## Given task
Reproduce the records below exactly as they appear, omitting any pictures they contain.

## Dataset rows
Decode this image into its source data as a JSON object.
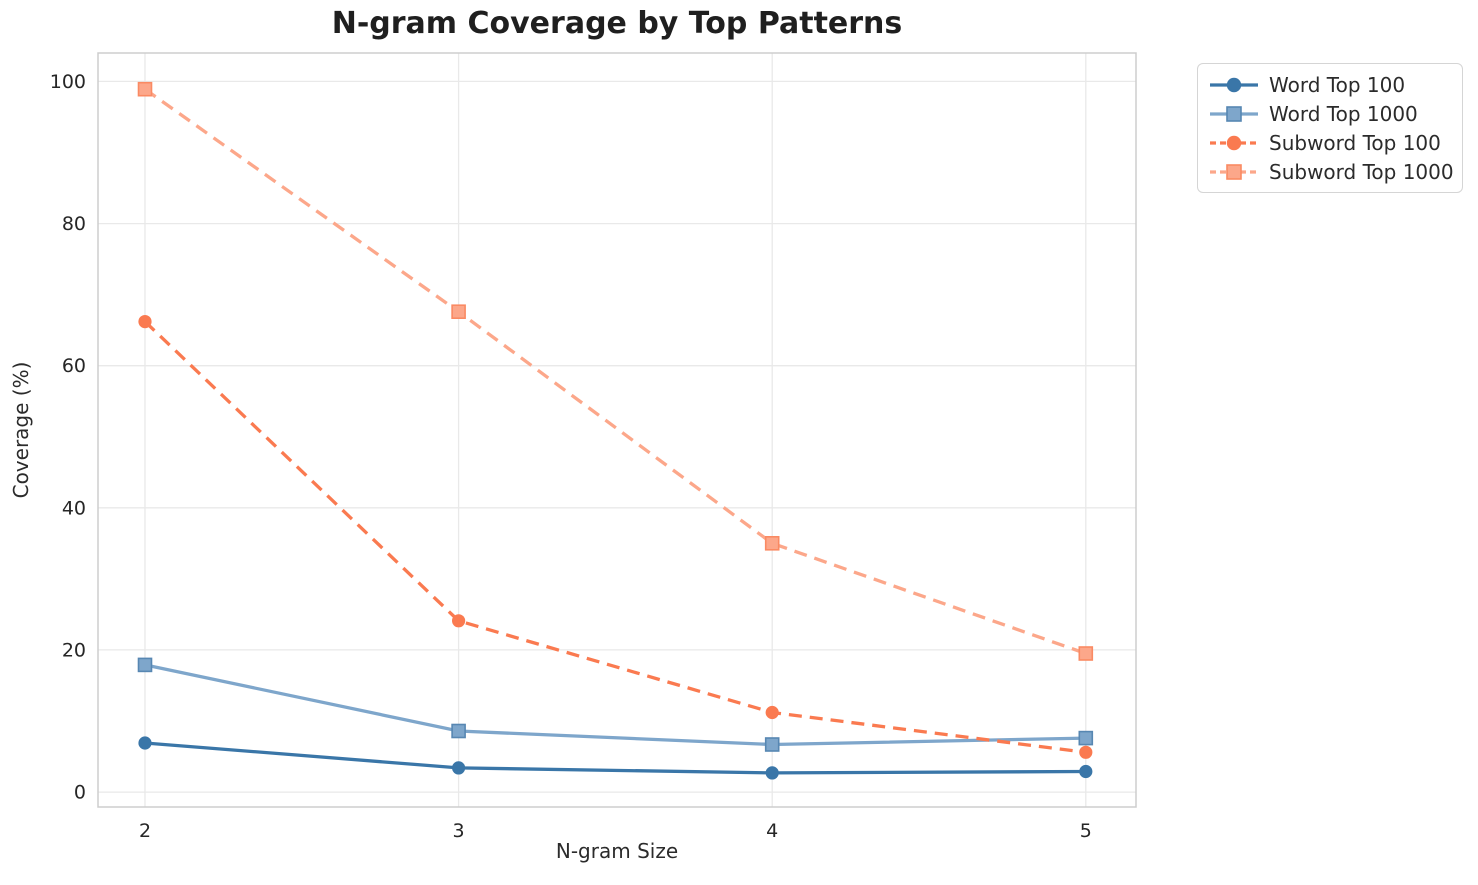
{
  "chart_data": {
    "type": "line",
    "title": "N-gram Coverage by Top Patterns",
    "xlabel": "N-gram Size",
    "ylabel": "Coverage (%)",
    "x": [
      2,
      3,
      4,
      5
    ],
    "series": [
      {
        "name": "Word Top 100",
        "values": [
          6.9,
          3.4,
          2.7,
          2.9
        ],
        "color": "#3a76a8",
        "line_style": "solid",
        "marker": "circle"
      },
      {
        "name": "Word Top 1000",
        "values": [
          17.9,
          8.6,
          6.7,
          7.6
        ],
        "color": "#7ea6cb",
        "marker_edge": "#5787b2",
        "line_style": "solid",
        "marker": "square"
      },
      {
        "name": "Subword Top 100",
        "values": [
          66.2,
          24.1,
          11.2,
          5.6
        ],
        "color": "#fa7a50",
        "line_style": "dashed",
        "marker": "circle"
      },
      {
        "name": "Subword Top 1000",
        "values": [
          98.9,
          67.6,
          35.0,
          19.5
        ],
        "color": "#fca78a",
        "marker_edge": "#fa8a63",
        "line_style": "dashed",
        "marker": "square"
      }
    ],
    "x_ticks": [
      2,
      3,
      4,
      5
    ],
    "y_ticks": [
      0,
      20,
      40,
      60,
      80,
      100
    ],
    "xlim": [
      1.85,
      5.16
    ],
    "ylim": [
      -2.1,
      104
    ],
    "grid": true,
    "legend_position": "outside upper right"
  }
}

## Full answer
Decode this image into its source data as a JSON object.
{
  "chart_data": {
    "type": "line",
    "title": "N-gram Coverage by Top Patterns",
    "xlabel": "N-gram Size",
    "ylabel": "Coverage (%)",
    "x": [
      2,
      3,
      4,
      5
    ],
    "series": [
      {
        "name": "Word Top 100",
        "values": [
          6.9,
          3.4,
          2.7,
          2.9
        ],
        "color": "#3a76a8",
        "line_style": "solid",
        "marker": "circle"
      },
      {
        "name": "Word Top 1000",
        "values": [
          17.9,
          8.6,
          6.7,
          7.6
        ],
        "color": "#7ea6cb",
        "marker_edge": "#5787b2",
        "line_style": "solid",
        "marker": "square"
      },
      {
        "name": "Subword Top 100",
        "values": [
          66.2,
          24.1,
          11.2,
          5.6
        ],
        "color": "#fa7a50",
        "line_style": "dashed",
        "marker": "circle"
      },
      {
        "name": "Subword Top 1000",
        "values": [
          98.9,
          67.6,
          35.0,
          19.5
        ],
        "color": "#fca78a",
        "marker_edge": "#fa8a63",
        "line_style": "dashed",
        "marker": "square"
      }
    ],
    "x_ticks": [
      2,
      3,
      4,
      5
    ],
    "y_ticks": [
      0,
      20,
      40,
      60,
      80,
      100
    ],
    "xlim": [
      1.85,
      5.16
    ],
    "ylim": [
      -2.1,
      104
    ],
    "grid": true,
    "legend_position": "outside upper right"
  }
}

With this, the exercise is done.